§ **Texto proporcionado**:
========================================

Stavroguin contó, pues, que por aquella época había desarrollado la costumbre de buscar camorra entre los fantasmas que apestaban las zonas más abyectas (La Marín, La Ferroviaria, La Colmena, Toctiuco) de San Petersburgo. Vagos, mendigos, mújiks, batracios, yonquis, proxenetas, alcohólicos, putas, cargadores y ladrones: procuraba a todo trance provocar al inocente bruto elegido hasta el punto de que no pudiera resistir cruzarle la cara con una bofetada y dejar enrojecida de humillación su aristocrática jeta (quemando por dentro la sangre irrespetada y vehemente). Mas he aquí lo curioso: Stavroguin confesó que jamás intentó siquiera defenderse. Mucho menos emitir una palabra de protesta. Muy al contrario, sentía un placer extravagante, casi divino, en esa horrible deshonra. Le fascinaba esa sensación ambigua y ansiosa de emporcarse en la vergüenza. Le embriagaba la comprobación física de su iniquidad. El goce, sombríamente erótico, de sumirse en la hez.

 

De esto habló largo —como si el mundo hubiera tenido obligación de escucharlo— y el eremita lo dejó hacer. Después, como recordando una ofensa reciente, Stavroguin se incorporó de pronto y, resuelto, se dirigió a la puerta. Sin embargo, inesperadamente se reconvino, volvió a sentarse y se puso a hablar, por fin, de la guagua muerta: del anhelante y perturbador arrebol que reconoció en sus mejillas poco antes del crimen: de la muñeca que le ofreció, a manera de ofrenda, cuando ella se sentó —de súbito y sin que viniera a cuento— en sus rodillas indignas, aquella tarde sucia y quiteña de San Petersburgo.

 

                           ***

 

Lo abyecto, dice Julia Kristeva(1), consistiría en una rebelión violenta y oscura que acontece en el núcleo del ser, en esa zona cuya existencia se presume detrás de las palabras, en la geología previa que separa al mundo desnudo del orden codificado con signos. El ser rechaza aquello que lo amenaza, aquello que viene de un afuera exorbitante, del otro lado de lo posible o, incluso, de lo concebible, pues eso radicalmente ‘otro’, sustancialmente aberrante, implica un indicio angustiante de los propios límites del sujeto que repudia. Que repudia para sobrevivir, pues esos límites de su resistencia no son tanto éticos —como podría parecer— sino ontológicos, en la medida en que apelan al sustrato propio de la construcción de la identidad del sujeto, es decir, de la configuración de su deseo.

========================================

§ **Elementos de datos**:
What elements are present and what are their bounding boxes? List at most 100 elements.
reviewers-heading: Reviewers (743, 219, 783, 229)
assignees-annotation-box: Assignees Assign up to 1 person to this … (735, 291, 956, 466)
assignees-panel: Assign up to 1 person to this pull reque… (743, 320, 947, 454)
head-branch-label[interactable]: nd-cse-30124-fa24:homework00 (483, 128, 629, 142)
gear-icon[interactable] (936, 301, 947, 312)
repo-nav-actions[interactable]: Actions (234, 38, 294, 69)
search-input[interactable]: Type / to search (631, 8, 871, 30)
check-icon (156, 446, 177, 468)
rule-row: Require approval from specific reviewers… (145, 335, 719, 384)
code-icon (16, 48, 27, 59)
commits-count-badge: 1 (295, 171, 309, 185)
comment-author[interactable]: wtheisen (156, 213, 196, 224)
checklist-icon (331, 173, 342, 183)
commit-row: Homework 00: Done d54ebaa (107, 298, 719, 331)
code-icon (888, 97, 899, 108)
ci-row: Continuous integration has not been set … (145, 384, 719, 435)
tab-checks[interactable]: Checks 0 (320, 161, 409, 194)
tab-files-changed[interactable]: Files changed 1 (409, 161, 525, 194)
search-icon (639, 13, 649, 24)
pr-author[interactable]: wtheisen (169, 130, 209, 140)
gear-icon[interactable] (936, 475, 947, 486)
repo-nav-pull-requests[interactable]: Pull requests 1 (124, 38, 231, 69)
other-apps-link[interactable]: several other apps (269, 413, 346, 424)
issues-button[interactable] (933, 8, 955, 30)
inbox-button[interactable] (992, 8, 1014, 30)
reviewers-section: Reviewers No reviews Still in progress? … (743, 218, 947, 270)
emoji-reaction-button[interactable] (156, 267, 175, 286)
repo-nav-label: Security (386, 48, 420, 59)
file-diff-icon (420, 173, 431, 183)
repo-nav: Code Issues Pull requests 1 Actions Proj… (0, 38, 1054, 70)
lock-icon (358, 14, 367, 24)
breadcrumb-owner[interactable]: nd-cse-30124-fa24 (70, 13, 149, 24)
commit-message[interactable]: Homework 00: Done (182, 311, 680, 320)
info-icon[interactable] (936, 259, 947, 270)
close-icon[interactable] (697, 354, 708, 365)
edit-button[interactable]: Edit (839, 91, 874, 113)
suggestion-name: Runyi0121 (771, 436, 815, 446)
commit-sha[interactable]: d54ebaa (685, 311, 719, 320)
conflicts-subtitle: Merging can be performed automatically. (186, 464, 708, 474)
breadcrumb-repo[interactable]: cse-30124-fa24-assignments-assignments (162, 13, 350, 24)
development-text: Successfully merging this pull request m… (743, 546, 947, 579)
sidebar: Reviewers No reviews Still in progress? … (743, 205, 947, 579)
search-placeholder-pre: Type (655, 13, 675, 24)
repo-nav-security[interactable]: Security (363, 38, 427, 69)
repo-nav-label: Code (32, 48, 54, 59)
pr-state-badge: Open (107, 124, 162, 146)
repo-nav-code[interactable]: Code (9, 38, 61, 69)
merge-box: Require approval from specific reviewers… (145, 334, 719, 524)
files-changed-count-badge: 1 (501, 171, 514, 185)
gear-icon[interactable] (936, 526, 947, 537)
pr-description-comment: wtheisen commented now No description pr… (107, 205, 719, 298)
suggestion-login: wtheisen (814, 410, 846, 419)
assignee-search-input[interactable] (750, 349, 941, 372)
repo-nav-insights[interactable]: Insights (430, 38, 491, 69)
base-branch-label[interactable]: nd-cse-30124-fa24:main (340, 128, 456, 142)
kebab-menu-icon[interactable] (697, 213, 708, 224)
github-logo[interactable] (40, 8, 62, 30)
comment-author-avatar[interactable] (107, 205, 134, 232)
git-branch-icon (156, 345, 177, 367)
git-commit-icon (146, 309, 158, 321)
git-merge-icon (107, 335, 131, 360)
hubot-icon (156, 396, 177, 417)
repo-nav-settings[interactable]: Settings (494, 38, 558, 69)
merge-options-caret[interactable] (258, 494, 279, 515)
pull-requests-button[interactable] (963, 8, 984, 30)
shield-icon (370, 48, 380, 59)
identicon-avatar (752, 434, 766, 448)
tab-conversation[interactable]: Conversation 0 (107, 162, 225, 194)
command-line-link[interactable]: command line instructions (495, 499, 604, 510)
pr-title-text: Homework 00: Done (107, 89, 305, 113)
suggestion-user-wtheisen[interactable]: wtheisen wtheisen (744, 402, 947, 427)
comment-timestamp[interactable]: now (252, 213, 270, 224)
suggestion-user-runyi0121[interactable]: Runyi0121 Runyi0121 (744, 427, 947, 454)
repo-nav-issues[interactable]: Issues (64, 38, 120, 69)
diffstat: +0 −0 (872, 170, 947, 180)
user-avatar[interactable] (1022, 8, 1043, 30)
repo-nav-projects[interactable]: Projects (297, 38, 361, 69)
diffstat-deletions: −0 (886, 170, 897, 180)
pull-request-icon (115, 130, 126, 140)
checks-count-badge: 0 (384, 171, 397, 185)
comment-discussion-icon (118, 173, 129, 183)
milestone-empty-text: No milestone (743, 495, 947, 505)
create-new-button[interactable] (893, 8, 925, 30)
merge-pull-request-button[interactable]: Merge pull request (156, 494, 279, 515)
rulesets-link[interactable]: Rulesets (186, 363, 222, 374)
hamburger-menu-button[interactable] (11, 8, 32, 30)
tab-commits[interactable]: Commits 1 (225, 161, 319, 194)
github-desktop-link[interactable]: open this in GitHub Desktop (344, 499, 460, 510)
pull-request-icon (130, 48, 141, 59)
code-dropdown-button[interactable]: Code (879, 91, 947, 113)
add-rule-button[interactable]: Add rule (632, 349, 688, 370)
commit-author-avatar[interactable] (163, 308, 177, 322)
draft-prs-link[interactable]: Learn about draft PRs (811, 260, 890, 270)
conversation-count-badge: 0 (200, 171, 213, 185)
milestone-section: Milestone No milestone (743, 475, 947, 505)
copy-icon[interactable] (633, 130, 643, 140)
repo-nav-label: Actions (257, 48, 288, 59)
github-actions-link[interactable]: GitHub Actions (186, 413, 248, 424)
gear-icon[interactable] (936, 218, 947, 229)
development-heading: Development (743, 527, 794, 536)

========================================

§ **Tareas**:
A) Responde estas preguntas sobre el texto acerca de Stavroguin y lo abyecto:
(i) Según confesó Stavroguin, ¿qué intentó hacer cuando lo abofeteaban?
(ii) ¿Qué hizo el eremita mientras Stavroguin hablaba largo?
(iii) Según Julia Kristeva, ¿en qué consistiría lo abyecto?
B) Continúa el texto sobre Stavroguin y lo abyecto a partir de su última oración.

§ **Respuestas por tarea**:
A)
(i) Jamás intentó siquiera defenderse.
(ii) Lo dejó hacer.
(iii) En una rebelión violenta y oscura que acontece en el núcleo del ser.

B)
 

En efecto, el rechazo es tanto más patente cuanto su sentido solo se configura a través de la apelación al deseo del sujeto. Esto abyecto ‘solicita, inquieta y fascina’ un deseo por lo repugnante y anómalo, que inmediatamente se blinda para erigir una barrera de protección. Lo curioso es que, considerada como fenómeno constitutivo de la identidad, tal aversión no se dirige propiamente hacia ningún objeto diferenciado de la realidad, antes bien la abyección subsume toda forma individual y reconocible al tiempo que la asimila en su sensación de descomposición general. Lo abyecto está más allá (más acá, dirá sugerentemente Kristeva) del objeto que la suscita porque el deseo al que está apelando en realidad está dirigido hacia una región remota del ser, al ‘área prohibida’ que cada uno ha tenido que crear durante la tarea de construirse a sí mismo. Lo abyecto —en efecto, en suma— “atrae hacia allá donde el sentido se desploma”.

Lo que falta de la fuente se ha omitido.